### Short problem
List each line of the data that holds the string "Directors".
- - -
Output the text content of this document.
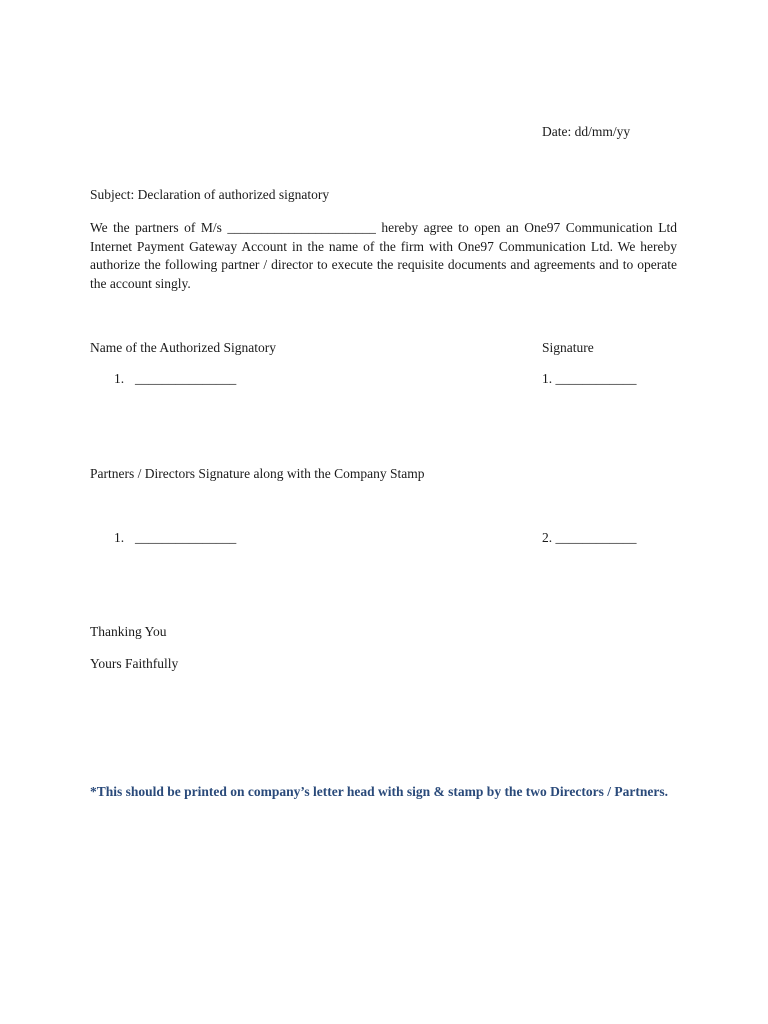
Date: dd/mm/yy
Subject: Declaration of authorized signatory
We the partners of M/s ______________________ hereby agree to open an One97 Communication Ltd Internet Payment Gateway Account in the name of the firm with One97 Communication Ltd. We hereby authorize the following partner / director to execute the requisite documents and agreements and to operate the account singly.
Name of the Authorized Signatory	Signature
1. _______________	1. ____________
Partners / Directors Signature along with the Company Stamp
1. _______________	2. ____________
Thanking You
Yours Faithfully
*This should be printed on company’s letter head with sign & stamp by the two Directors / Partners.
- - -
### Exercise response
Partners / Directors Signature along with the Company Stamp
*This should be printed on company’s letter head with sign & stamp by the two Directors / Partners.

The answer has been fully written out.